--- START Data in this exercise ---
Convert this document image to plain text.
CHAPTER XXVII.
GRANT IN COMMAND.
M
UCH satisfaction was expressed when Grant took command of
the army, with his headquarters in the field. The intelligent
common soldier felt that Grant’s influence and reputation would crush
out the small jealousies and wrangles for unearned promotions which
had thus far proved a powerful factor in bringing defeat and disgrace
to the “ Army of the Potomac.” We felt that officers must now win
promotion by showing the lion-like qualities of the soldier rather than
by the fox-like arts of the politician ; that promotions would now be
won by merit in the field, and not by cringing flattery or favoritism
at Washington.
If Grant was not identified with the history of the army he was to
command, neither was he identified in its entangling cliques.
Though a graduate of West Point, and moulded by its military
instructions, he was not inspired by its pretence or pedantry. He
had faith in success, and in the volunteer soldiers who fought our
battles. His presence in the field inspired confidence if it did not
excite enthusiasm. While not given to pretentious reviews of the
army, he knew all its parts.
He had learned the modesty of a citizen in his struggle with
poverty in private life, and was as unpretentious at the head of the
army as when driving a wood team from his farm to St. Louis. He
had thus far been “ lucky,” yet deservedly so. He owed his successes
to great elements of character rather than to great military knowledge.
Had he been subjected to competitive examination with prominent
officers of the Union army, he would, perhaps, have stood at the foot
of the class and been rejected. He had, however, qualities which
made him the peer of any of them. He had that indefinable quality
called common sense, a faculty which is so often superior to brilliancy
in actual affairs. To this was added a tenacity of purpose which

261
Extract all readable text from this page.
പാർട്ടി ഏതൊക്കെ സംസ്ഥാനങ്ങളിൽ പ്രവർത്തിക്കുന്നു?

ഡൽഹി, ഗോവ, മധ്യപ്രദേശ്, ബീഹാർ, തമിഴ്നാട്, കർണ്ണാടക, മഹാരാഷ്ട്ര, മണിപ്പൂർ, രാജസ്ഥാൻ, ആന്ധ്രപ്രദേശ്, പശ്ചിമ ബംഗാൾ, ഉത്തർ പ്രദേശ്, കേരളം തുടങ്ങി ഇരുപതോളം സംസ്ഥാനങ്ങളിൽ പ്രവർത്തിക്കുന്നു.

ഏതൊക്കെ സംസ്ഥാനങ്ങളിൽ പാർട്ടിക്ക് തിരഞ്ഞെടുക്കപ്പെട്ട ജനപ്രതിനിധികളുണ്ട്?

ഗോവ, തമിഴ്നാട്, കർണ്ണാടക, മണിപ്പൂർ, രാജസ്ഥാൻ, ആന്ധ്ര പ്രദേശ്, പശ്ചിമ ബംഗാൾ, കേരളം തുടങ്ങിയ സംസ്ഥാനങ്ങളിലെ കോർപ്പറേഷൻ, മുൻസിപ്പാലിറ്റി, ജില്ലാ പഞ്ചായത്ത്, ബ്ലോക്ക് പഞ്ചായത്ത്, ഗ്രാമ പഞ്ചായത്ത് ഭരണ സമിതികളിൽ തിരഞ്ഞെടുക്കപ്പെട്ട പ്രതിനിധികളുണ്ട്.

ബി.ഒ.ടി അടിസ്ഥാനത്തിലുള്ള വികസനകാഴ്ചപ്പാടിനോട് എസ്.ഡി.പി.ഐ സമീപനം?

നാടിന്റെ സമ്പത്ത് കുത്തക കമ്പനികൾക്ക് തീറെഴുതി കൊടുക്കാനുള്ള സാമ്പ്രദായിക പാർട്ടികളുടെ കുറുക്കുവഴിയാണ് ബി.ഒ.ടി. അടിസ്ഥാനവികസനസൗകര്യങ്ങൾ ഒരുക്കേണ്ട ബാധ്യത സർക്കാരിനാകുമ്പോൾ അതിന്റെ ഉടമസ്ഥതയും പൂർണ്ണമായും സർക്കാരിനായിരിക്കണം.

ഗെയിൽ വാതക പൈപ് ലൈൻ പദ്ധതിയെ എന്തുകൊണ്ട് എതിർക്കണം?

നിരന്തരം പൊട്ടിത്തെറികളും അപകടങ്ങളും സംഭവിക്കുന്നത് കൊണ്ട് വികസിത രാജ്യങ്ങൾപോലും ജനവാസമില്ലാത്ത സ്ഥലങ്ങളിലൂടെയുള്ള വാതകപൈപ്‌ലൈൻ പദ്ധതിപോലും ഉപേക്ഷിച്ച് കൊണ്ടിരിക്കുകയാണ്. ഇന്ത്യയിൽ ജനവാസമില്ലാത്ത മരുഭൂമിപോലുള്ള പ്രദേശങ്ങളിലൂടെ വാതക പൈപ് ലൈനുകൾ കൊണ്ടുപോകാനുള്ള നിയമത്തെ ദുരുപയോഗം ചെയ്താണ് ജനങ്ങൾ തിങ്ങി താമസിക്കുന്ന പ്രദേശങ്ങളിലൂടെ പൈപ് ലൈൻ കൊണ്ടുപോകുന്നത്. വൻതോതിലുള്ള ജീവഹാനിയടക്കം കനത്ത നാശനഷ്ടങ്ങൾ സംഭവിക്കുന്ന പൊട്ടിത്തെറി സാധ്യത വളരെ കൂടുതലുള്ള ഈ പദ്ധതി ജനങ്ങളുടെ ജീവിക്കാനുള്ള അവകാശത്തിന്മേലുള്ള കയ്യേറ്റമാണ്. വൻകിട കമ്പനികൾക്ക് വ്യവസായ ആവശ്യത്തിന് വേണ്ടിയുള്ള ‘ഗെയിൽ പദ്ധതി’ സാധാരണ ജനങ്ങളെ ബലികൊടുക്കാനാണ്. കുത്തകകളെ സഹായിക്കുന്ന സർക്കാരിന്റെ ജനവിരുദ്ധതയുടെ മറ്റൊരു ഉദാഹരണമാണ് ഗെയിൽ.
--- END Data in this exercise ---
## Written problem
Gather each line in the entries above where the string "military" is found.

## Answer to the task
Though a graduate of West Point, and moulded by its military
to great elements of character rather than to great military knowledge.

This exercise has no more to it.